--- Start Available records ---

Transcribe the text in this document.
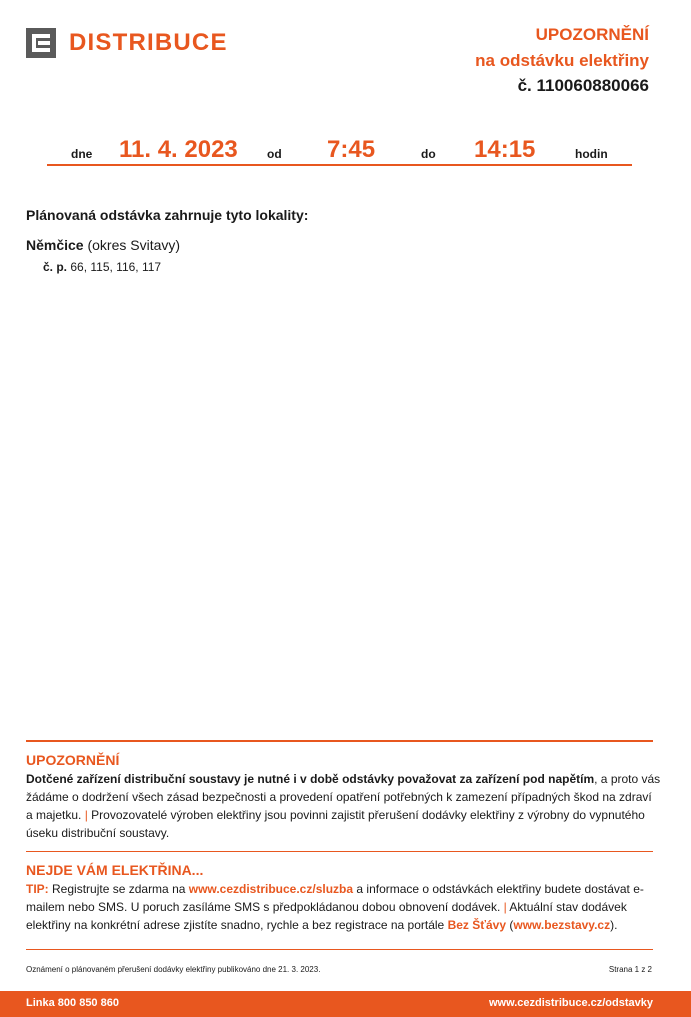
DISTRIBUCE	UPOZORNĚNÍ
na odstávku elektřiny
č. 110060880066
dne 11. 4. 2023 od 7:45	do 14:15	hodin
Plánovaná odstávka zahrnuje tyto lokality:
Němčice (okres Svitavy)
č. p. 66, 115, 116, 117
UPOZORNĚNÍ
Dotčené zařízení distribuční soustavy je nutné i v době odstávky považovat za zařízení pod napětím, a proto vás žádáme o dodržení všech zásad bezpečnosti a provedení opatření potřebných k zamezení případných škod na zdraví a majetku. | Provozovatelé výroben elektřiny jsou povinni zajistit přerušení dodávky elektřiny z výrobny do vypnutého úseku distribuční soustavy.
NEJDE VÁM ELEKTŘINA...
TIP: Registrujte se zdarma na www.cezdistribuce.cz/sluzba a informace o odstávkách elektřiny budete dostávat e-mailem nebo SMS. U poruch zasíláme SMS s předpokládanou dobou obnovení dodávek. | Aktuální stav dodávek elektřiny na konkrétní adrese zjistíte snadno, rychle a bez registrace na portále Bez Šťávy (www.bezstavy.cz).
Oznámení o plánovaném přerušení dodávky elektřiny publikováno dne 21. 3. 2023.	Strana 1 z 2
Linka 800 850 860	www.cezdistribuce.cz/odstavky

--- End Available records ---

Do this -
Repeat the listing in full and exactly. Leave any pictures out.

Answer to the problem -
Transcribe the text in this document.
DISTRIBUCE	UPOZORNĚNÍ
na odstávku elektřiny
č. 110060880066
dne 11. 4. 2023 od 7:45	do 14:15	hodin
Plánovaná odstávka zahrnuje tyto lokality:
Němčice (okres Svitavy)
č. p. 66, 115, 116, 117
UPOZORNĚNÍ
Dotčené zařízení distribuční soustavy je nutné i v době odstávky považovat za zařízení pod napětím, a proto vás žádáme o dodržení všech zásad bezpečnosti a provedení opatření potřebných k zamezení případných škod na zdraví a majetku. | Provozovatelé výroben elektřiny jsou povinni zajistit přerušení dodávky elektřiny z výrobny do vypnutého úseku distribuční soustavy.
NEJDE VÁM ELEKTŘINA...
TIP: Registrujte se zdarma na www.cezdistribuce.cz/sluzba a informace o odstávkách elektřiny budete dostávat e-mailem nebo SMS. U poruch zasíláme SMS s předpokládanou dobou obnovení dodávek. | Aktuální stav dodávek elektřiny na konkrétní adrese zjistíte snadno, rychle a bez registrace na portále Bez Šťávy (www.bezstavy.cz).
Oznámení o plánovaném přerušení dodávky elektřiny publikováno dne 21. 3. 2023.	Strana 1 z 2
Linka 800 850 860	www.cezdistribuce.cz/odstavky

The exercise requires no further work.